> Problem details
Below are entries. Pull out all lines containing "this".

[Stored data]
————————

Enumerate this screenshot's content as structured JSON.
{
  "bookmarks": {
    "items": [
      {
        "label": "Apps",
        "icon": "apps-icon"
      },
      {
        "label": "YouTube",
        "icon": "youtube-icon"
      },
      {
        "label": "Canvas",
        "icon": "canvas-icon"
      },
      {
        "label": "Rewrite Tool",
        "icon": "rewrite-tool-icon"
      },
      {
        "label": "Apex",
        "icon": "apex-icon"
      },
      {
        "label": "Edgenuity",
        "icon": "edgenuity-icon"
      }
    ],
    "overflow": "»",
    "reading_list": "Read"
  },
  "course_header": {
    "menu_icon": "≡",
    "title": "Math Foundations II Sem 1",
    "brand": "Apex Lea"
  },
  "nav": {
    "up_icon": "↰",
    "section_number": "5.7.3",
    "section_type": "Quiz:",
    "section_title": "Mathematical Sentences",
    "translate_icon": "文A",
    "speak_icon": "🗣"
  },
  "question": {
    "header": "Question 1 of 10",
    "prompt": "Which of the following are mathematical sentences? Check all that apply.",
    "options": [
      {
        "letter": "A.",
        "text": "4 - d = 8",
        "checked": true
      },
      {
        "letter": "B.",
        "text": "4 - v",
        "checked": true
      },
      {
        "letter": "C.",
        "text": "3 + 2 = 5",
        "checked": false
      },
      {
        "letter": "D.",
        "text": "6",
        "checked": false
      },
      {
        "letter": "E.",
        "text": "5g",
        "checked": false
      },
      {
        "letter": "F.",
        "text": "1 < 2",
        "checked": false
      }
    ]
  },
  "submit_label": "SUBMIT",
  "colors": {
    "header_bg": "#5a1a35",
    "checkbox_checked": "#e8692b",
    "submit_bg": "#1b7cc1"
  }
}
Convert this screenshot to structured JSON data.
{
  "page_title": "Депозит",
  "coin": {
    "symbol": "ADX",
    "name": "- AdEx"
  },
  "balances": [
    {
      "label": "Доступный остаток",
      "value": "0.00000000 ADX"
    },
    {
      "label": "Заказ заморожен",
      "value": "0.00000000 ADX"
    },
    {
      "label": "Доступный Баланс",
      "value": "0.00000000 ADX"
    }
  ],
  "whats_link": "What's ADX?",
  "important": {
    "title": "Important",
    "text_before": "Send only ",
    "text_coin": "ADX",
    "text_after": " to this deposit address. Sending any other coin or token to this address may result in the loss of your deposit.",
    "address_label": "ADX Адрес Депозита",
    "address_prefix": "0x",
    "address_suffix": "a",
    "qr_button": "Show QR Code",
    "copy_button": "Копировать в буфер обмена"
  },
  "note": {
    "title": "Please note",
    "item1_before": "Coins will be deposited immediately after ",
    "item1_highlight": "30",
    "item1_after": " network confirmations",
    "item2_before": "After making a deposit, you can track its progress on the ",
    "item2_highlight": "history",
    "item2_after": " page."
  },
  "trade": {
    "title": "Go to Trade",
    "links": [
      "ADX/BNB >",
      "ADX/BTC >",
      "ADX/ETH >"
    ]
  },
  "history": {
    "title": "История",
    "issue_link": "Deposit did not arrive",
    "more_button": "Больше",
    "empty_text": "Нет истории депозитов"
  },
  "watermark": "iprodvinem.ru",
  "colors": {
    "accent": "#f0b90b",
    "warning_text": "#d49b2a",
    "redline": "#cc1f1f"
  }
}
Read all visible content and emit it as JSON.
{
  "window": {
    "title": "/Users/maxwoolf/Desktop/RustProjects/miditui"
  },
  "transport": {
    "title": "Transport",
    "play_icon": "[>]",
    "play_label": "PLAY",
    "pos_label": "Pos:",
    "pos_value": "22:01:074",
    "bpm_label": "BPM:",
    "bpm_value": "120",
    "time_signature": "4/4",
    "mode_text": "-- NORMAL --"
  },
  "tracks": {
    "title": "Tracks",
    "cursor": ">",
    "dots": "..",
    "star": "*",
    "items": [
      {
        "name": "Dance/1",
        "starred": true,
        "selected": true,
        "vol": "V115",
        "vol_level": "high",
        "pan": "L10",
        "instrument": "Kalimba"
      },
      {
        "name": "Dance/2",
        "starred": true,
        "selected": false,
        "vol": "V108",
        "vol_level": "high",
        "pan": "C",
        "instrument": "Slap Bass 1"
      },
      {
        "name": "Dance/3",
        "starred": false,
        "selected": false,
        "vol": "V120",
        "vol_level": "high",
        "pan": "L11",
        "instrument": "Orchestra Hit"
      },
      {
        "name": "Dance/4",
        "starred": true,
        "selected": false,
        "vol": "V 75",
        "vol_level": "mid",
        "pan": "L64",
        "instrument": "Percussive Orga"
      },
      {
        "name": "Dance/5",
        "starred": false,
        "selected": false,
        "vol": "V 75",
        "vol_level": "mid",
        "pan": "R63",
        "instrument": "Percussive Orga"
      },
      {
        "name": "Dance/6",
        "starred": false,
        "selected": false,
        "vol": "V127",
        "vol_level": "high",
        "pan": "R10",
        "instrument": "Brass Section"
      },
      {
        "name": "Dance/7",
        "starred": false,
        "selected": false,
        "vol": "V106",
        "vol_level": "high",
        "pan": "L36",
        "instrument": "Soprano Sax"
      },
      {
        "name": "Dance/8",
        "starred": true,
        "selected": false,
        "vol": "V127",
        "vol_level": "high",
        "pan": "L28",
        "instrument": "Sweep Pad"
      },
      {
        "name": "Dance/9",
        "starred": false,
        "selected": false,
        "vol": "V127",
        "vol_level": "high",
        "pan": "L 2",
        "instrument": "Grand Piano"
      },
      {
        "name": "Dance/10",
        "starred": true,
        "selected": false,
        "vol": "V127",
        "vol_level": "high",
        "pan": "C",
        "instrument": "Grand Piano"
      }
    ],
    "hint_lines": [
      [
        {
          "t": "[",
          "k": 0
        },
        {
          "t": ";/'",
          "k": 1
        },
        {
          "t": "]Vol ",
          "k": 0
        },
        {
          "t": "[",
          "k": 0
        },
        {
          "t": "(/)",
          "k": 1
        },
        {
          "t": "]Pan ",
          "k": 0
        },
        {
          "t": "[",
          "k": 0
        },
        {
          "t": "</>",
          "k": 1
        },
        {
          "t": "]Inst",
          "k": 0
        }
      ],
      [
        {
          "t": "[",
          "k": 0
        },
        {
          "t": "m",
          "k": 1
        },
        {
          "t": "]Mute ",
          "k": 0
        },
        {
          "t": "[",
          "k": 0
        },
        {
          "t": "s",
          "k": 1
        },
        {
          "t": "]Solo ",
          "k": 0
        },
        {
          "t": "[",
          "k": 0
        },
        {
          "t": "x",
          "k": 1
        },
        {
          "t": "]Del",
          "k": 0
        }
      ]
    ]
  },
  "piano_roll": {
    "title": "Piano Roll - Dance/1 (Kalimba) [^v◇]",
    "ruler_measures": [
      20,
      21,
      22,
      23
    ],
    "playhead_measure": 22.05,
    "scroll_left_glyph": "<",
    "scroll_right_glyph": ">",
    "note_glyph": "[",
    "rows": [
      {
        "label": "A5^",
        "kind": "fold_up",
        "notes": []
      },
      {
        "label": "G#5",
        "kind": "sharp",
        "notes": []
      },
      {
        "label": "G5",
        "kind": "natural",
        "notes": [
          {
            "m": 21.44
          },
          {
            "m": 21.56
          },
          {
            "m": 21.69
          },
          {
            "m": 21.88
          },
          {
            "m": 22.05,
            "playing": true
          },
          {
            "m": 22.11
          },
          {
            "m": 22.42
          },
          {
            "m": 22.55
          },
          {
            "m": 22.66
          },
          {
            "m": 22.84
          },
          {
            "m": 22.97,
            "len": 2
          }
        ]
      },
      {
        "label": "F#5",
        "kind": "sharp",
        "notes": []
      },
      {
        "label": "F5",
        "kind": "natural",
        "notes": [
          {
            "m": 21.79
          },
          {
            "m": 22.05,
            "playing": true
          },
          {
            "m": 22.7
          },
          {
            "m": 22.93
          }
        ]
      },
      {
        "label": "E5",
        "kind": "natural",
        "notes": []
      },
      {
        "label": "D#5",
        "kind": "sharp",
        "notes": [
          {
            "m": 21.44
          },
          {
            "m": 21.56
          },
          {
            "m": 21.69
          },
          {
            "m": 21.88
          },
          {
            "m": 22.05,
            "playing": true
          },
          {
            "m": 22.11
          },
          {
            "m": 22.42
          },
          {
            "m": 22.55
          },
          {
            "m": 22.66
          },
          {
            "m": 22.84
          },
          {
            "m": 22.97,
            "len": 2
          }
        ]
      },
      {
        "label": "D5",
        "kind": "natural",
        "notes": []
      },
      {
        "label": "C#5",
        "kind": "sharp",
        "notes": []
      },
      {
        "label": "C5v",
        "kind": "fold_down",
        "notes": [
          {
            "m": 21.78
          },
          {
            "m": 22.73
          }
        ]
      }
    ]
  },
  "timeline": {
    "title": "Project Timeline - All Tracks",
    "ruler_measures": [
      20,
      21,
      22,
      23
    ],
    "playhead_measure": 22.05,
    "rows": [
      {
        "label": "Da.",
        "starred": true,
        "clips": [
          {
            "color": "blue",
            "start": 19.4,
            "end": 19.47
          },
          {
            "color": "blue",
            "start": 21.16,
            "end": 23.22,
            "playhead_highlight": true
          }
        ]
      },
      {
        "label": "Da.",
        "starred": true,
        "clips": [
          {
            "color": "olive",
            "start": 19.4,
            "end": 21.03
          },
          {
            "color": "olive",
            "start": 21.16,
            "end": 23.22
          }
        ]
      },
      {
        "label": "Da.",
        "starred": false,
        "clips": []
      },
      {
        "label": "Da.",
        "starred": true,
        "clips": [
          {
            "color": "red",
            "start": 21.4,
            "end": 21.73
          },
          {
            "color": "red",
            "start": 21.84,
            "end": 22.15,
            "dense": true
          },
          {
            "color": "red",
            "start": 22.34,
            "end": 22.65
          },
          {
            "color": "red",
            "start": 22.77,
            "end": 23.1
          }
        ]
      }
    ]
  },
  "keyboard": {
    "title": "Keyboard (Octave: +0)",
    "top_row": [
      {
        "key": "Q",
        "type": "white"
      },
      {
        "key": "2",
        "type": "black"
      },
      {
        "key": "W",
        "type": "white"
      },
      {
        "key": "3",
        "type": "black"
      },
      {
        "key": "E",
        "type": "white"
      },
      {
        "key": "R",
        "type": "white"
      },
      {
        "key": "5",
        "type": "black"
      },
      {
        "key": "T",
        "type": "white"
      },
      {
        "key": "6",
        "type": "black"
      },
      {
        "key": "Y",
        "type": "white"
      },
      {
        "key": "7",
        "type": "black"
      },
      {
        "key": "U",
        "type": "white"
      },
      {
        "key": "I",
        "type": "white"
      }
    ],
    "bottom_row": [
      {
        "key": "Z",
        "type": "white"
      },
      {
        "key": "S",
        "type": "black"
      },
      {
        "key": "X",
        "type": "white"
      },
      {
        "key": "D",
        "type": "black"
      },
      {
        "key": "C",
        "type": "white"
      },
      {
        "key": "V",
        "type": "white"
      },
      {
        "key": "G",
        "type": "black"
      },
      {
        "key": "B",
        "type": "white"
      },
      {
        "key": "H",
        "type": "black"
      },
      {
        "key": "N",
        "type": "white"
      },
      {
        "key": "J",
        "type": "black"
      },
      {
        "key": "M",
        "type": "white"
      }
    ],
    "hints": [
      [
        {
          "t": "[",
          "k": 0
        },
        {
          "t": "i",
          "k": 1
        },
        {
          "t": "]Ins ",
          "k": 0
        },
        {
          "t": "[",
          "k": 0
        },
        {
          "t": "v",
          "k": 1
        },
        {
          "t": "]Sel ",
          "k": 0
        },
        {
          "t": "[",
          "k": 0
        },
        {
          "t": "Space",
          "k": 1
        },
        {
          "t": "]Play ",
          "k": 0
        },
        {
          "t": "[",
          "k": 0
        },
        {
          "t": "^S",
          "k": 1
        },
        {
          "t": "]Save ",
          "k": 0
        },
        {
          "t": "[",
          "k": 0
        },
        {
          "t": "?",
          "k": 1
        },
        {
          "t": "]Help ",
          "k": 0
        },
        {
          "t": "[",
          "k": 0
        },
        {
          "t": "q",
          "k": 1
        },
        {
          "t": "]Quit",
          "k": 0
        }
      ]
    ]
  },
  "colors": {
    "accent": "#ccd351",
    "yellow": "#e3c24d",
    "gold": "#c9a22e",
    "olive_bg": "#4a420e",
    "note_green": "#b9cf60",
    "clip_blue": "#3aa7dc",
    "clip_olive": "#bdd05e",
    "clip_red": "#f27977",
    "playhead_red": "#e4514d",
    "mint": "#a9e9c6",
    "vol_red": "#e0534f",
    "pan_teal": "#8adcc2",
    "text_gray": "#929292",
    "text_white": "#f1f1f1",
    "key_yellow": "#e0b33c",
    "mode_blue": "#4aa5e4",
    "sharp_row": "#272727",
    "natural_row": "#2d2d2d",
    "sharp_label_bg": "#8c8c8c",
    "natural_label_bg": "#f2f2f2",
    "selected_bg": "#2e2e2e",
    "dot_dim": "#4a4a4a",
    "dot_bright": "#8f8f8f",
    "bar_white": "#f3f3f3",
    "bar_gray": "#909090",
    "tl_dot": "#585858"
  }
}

————————

> Answer
Enumerate this screenshot's content as structured JSON.
Convert this screenshot to structured JSON data.
    "text_after": " to this deposit address. Sending any other coin or token to this address may result in the loss of your deposit.",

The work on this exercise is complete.